= What you will do =
Filter the records below and copy every line containing the word "reforma".

**********

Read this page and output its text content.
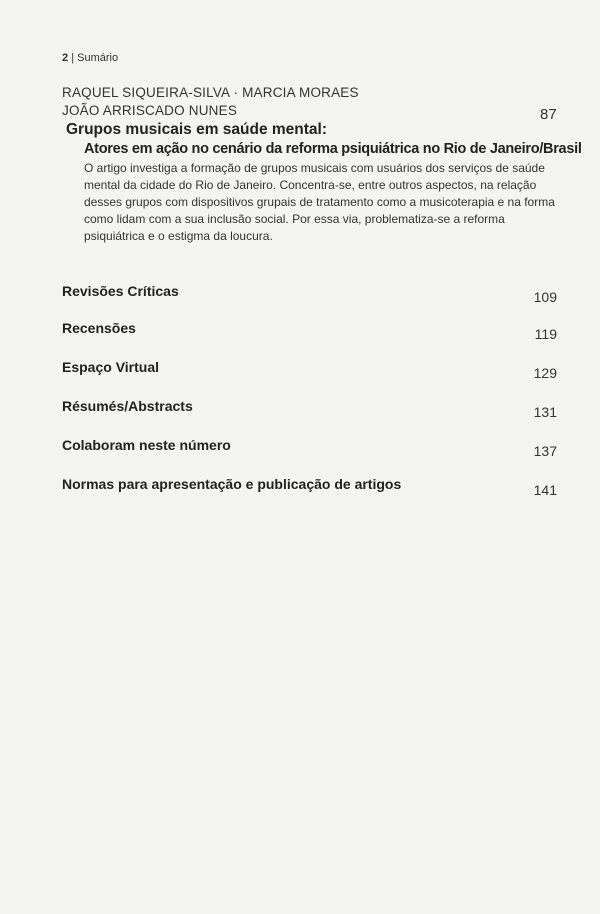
2 | Sumário
RAQUEL SIQUEIRA-SILVA · MARCIA MORAES
JOÃO ARRISCADO NUNES	87
Grupos musicais em saúde mental:
Atores em ação no cenário da reforma psiquiátrica no Rio de Janeiro/Brasil
O artigo investiga a formação de grupos musicais com usuários dos serviços de saúde mental da cidade do Rio de Janeiro. Concentra-se, entre outros aspectos, na relação desses grupos com dispositivos grupais de tratamento como a musicoterapia e na forma como lidam com a sua inclusão social. Por essa via, problematiza-se a reforma psiquiátrica e o estigma da loucura.
Revisões Críticas	109
Recensões	119
Espaço Virtual	129
Résumés/Abstracts	131
Colaboram neste número	137
Normas para apresentação e publicação de artigos	141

**********

= Task solution =
Atores em ação no cenário da reforma psiquiátrica no Rio de Janeiro/Brasil
O artigo investiga a formação de grupos musicais com usuários dos serviços de saúde mental da cidade do Rio de Janeiro. Concentra-se, entre outros aspectos, na relação desses grupos com dispositivos grupais de tratamento como a musicoterapia e na forma como lidam com a sua inclusão social. Por essa via, problematiza-se a reforma psiquiátrica e o estigma da loucura.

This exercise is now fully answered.